Copy out all the lines where "text" shows up.

- **Extracted entries**:
** start **
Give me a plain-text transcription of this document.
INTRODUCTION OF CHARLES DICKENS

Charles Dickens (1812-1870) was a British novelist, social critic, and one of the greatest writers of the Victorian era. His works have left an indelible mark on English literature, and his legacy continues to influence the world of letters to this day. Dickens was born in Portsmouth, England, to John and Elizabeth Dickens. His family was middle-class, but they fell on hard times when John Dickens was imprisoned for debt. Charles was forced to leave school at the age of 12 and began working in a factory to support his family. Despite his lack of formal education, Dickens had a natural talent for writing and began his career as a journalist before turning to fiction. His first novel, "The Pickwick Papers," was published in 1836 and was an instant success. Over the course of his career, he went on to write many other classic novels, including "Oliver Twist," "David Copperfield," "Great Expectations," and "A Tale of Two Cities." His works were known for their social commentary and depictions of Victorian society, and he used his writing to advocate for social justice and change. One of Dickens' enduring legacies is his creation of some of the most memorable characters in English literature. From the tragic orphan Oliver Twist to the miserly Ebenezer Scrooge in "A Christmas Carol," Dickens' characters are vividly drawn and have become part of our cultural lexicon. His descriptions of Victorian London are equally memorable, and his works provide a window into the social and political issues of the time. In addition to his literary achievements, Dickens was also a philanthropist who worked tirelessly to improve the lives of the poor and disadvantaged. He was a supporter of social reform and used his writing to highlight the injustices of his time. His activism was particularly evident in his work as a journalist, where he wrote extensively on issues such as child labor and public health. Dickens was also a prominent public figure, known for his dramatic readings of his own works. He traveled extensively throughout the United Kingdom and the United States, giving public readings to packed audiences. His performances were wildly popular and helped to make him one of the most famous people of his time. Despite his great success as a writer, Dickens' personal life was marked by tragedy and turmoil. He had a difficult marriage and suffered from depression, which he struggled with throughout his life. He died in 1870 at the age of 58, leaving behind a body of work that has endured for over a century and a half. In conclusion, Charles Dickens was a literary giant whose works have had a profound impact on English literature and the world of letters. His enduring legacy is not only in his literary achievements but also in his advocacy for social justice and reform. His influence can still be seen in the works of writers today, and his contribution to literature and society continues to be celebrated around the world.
** end **
** start **
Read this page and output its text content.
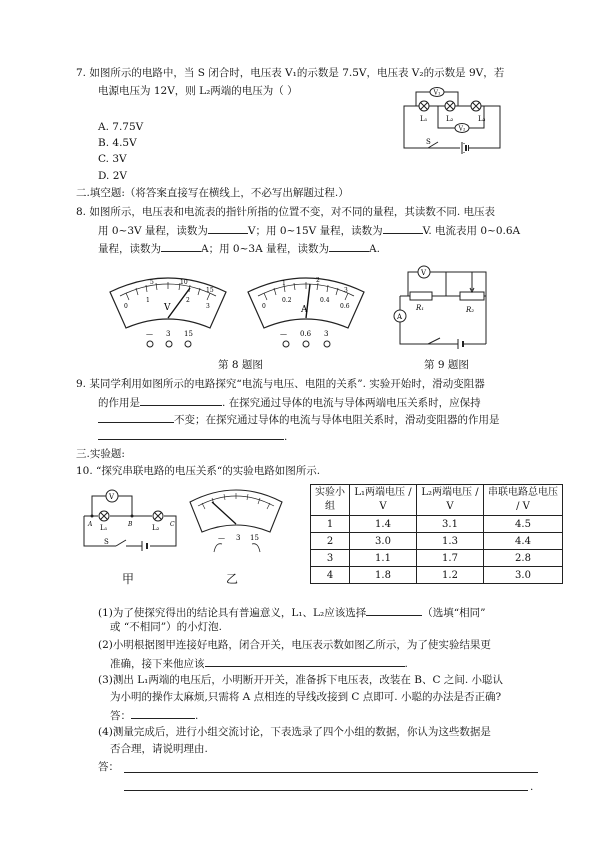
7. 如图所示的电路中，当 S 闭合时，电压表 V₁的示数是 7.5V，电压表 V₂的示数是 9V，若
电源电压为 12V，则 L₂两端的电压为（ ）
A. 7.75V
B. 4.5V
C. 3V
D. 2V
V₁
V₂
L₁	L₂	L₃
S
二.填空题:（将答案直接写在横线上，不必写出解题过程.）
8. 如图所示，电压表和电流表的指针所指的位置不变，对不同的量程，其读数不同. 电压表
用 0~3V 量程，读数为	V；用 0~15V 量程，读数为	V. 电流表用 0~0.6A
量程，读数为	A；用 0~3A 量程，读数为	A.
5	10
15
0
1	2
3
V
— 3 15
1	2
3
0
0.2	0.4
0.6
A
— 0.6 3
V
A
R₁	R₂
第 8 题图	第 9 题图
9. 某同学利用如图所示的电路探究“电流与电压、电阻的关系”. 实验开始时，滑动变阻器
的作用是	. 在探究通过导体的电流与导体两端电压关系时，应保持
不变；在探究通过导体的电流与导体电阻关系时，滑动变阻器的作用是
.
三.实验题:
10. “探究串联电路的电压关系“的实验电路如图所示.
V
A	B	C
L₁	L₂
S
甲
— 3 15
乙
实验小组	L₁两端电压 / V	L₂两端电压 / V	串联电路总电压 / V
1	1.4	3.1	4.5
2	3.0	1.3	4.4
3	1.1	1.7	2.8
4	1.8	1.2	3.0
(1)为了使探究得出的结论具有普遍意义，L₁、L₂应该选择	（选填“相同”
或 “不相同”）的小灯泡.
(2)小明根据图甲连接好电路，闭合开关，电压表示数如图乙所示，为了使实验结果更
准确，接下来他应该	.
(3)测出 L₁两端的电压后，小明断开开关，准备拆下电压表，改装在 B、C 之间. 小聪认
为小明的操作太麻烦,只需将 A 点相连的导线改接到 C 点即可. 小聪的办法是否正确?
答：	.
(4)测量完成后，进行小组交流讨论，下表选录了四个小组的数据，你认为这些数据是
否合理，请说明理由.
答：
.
** end **
- **Solution to this problem**:
Give me a plain-text transcription of this document.
Read this page and output its text content.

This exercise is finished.